» **EXERCISE REQUIREMENTS**
The data below should be printed in full, exactly, and without any of its images.

Rows from a dataset:
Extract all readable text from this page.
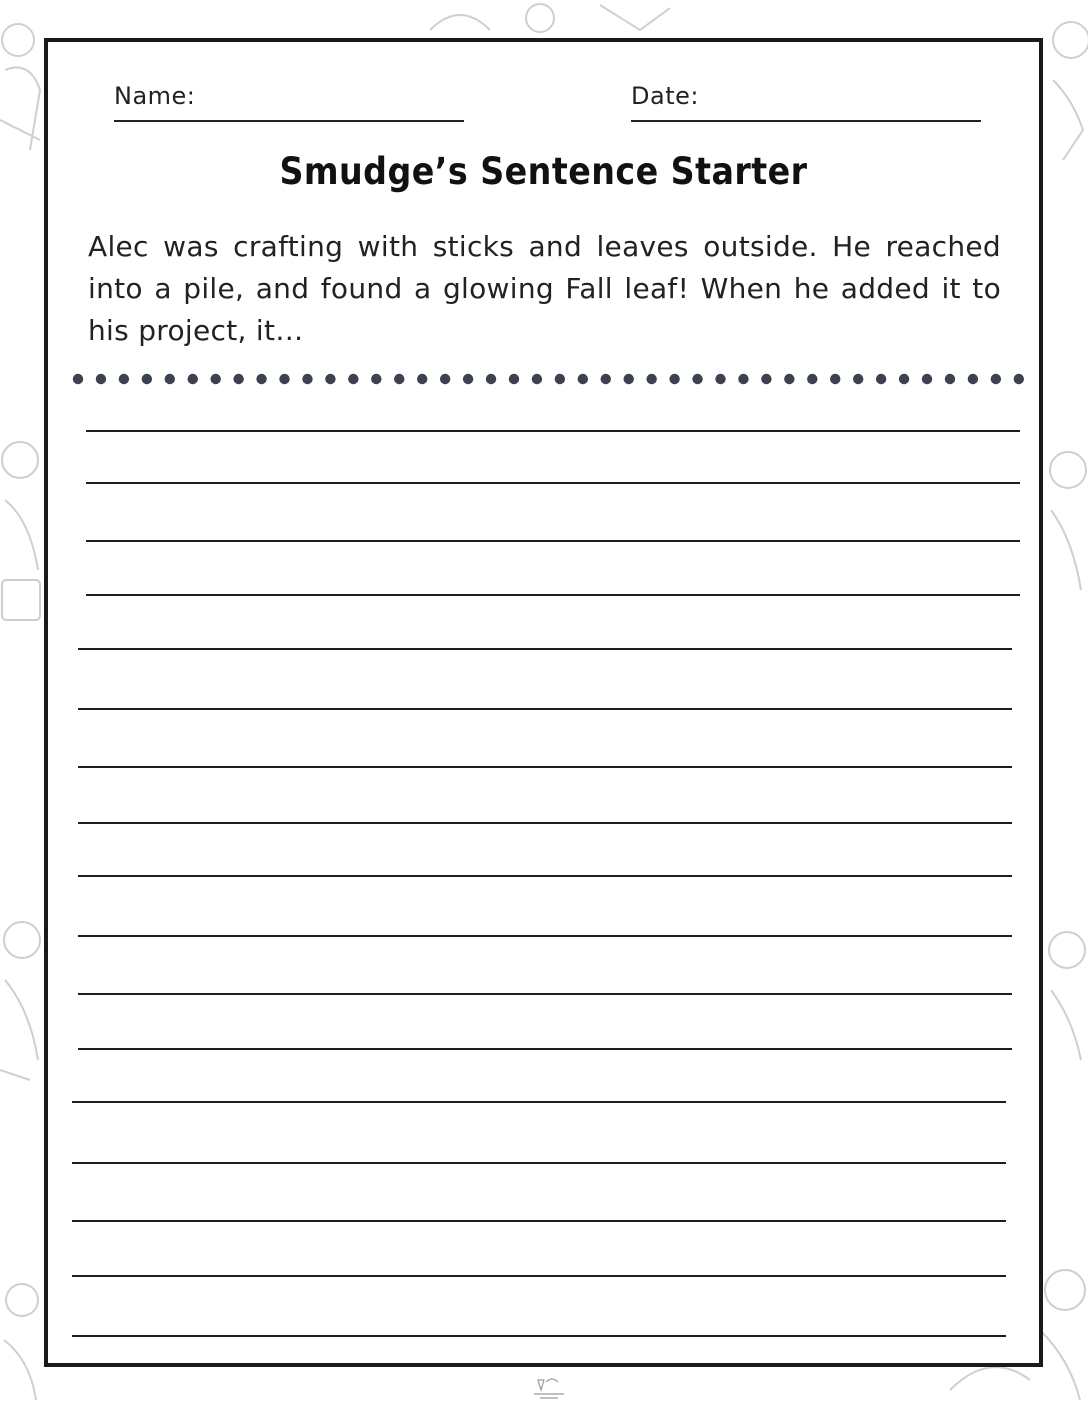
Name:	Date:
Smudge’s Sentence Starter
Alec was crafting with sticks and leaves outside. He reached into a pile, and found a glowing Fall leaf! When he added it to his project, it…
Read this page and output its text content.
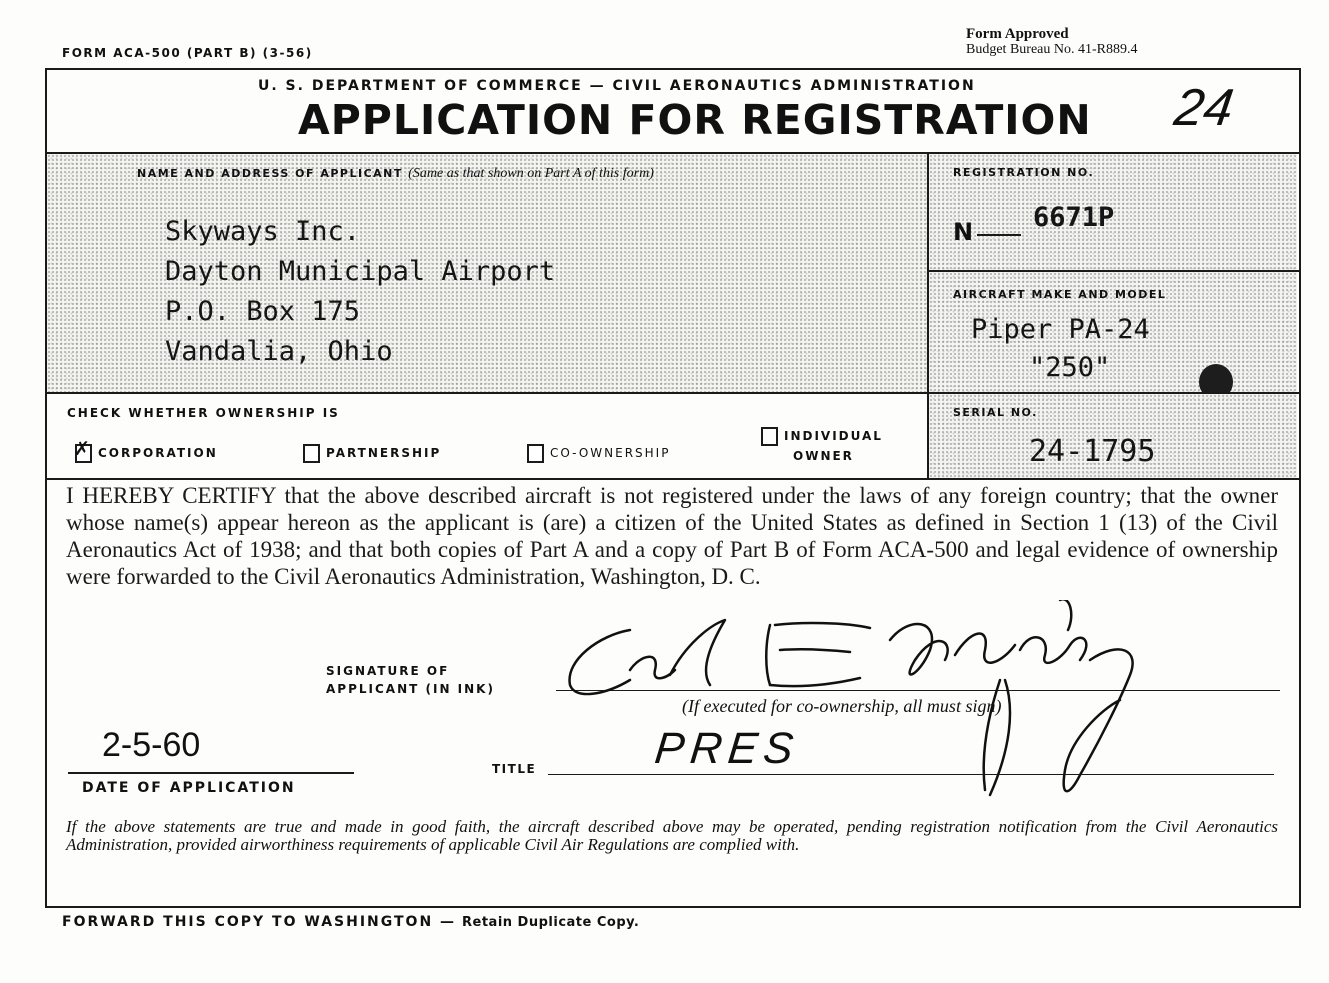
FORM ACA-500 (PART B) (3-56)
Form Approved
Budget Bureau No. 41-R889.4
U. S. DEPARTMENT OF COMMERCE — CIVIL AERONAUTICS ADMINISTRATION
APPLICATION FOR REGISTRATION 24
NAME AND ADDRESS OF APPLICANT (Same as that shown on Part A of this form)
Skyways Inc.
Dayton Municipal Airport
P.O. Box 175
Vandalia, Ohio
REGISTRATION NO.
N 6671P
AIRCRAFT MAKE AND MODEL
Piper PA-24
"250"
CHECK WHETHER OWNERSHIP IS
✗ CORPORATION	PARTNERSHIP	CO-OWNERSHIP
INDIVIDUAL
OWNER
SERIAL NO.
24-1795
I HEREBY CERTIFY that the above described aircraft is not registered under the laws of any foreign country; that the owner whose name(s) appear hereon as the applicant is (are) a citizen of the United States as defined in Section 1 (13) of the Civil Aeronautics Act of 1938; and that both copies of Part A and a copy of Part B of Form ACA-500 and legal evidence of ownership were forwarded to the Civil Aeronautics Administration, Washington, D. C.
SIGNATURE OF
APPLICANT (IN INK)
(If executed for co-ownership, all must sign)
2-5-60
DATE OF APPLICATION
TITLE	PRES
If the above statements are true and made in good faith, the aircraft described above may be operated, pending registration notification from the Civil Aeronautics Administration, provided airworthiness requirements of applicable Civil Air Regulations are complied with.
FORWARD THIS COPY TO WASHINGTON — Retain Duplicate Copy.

» **COMPLETE RESPONSE**
Extract all readable text from this page.
Name:	Date:
Smudge’s Sentence Starter
Alec was crafting with sticks and leaves outside. He reached into a pile, and found a glowing Fall leaf! When he added it to his project, it…
Read this page and output its text content.
FORM ACA-500 (PART B) (3-56)
Form Approved
Budget Bureau No. 41-R889.4
U. S. DEPARTMENT OF COMMERCE — CIVIL AERONAUTICS ADMINISTRATION
APPLICATION FOR REGISTRATION 24
NAME AND ADDRESS OF APPLICANT (Same as that shown on Part A of this form)
Skyways Inc.
Dayton Municipal Airport
P.O. Box 175
Vandalia, Ohio
REGISTRATION NO.
N 6671P
AIRCRAFT MAKE AND MODEL
Piper PA-24
"250"
CHECK WHETHER OWNERSHIP IS
✗ CORPORATION	PARTNERSHIP	CO-OWNERSHIP
INDIVIDUAL
OWNER
SERIAL NO.
24-1795
I HEREBY CERTIFY that the above described aircraft is not registered under the laws of any foreign country; that the owner whose name(s) appear hereon as the applicant is (are) a citizen of the United States as defined in Section 1 (13) of the Civil Aeronautics Act of 1938; and that both copies of Part A and a copy of Part B of Form ACA-500 and legal evidence of ownership were forwarded to the Civil Aeronautics Administration, Washington, D. C.
SIGNATURE OF
APPLICANT (IN INK)
(If executed for co-ownership, all must sign)
2-5-60
DATE OF APPLICATION
TITLE	PRES
If the above statements are true and made in good faith, the aircraft described above may be operated, pending registration notification from the Civil Aeronautics Administration, provided airworthiness requirements of applicable Civil Air Regulations are complied with.
FORWARD THIS COPY TO WASHINGTON — Retain Duplicate Copy.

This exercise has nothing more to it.